» **GIVEN INSTRUCTION**: Of the lines listed below, how many contain the string "北京大学医学部教授"? Answer with the number alone.

» **RECORD LIST**:
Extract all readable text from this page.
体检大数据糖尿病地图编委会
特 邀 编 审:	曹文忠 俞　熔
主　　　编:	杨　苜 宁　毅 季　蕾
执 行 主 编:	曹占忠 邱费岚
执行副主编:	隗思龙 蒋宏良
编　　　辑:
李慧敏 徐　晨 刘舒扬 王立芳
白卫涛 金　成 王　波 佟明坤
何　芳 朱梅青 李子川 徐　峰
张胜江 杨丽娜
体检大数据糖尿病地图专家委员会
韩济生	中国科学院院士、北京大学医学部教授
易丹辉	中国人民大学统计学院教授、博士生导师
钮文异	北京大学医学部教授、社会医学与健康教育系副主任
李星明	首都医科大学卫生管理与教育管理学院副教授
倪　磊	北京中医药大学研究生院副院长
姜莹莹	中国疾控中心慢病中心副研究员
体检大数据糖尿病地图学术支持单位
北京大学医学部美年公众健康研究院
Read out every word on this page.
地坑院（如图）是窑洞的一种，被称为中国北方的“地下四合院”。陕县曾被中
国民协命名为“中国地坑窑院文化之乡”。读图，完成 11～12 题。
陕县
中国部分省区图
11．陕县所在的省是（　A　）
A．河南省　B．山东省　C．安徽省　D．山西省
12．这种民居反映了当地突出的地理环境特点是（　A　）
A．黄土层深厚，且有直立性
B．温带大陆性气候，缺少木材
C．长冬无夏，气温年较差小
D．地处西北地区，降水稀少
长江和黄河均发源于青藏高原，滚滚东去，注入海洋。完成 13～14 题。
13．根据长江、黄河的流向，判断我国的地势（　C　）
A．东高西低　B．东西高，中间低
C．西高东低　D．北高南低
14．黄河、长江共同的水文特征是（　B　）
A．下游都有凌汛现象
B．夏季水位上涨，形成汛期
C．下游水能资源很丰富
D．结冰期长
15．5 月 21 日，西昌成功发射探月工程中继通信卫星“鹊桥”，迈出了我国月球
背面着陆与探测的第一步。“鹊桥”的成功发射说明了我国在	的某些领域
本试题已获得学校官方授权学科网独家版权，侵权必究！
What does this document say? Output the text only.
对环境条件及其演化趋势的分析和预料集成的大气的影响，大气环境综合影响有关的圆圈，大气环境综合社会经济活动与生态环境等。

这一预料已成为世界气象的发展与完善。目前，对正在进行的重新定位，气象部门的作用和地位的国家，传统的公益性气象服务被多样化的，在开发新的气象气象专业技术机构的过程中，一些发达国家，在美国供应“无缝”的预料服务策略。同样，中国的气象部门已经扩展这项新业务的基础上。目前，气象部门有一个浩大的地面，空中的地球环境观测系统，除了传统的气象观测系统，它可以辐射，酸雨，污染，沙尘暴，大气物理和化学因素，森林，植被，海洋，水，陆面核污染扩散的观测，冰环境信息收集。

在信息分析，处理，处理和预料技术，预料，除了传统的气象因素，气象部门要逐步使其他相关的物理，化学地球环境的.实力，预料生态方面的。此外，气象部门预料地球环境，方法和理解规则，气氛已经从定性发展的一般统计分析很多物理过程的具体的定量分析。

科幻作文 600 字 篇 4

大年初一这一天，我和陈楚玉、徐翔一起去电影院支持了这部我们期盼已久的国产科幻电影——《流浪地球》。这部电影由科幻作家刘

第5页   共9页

» **SOLUTION**: 2